╭─ MATERIAL FOR THE TASK

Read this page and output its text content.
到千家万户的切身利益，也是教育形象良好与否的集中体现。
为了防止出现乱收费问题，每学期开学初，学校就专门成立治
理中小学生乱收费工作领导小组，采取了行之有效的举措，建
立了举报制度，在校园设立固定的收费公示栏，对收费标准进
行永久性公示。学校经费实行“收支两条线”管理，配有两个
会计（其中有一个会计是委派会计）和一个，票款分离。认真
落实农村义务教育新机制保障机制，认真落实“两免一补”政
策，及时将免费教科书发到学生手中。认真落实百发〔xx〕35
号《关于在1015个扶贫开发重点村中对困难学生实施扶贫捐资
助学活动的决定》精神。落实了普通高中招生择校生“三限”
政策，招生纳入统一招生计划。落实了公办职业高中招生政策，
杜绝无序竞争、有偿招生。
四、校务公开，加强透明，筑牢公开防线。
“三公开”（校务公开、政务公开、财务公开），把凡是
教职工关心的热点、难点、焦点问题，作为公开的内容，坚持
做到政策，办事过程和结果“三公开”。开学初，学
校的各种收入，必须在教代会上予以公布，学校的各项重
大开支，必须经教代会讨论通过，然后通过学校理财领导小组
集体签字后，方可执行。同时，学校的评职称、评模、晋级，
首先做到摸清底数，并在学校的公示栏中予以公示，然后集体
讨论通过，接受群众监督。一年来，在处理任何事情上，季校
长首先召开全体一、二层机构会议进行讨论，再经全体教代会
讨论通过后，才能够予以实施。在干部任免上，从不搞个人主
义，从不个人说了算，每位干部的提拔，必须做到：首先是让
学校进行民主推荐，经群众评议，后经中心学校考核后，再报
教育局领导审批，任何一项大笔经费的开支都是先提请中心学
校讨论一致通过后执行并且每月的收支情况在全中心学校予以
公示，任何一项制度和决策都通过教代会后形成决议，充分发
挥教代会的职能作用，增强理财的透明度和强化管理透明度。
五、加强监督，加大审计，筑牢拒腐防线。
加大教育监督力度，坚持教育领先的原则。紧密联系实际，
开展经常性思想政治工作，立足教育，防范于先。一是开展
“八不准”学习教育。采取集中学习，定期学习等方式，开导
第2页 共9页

╰─
╭─ MATERIAL FOR THE TASK

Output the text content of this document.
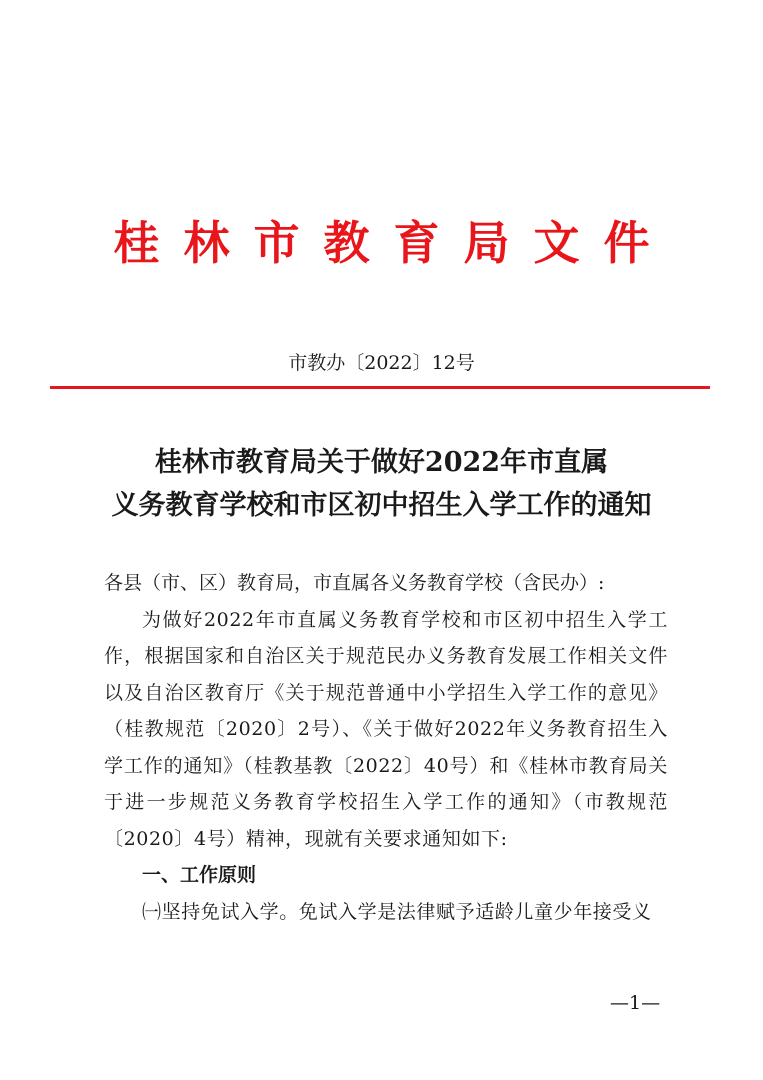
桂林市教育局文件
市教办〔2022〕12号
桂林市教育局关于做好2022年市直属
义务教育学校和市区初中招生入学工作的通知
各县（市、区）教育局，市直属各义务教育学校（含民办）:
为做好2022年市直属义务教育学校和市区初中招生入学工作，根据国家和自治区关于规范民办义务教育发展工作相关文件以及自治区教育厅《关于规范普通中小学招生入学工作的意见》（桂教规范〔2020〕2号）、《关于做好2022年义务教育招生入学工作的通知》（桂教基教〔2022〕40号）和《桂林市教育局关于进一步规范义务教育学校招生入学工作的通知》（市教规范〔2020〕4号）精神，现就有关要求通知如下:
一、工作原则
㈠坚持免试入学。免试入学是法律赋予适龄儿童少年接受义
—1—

╰─

[OBJECTIVE]
Report every line in the data above in which the word "text" appears.

[TASK OUTPUT]
Read this page and output its text content.
Output the text content of this document.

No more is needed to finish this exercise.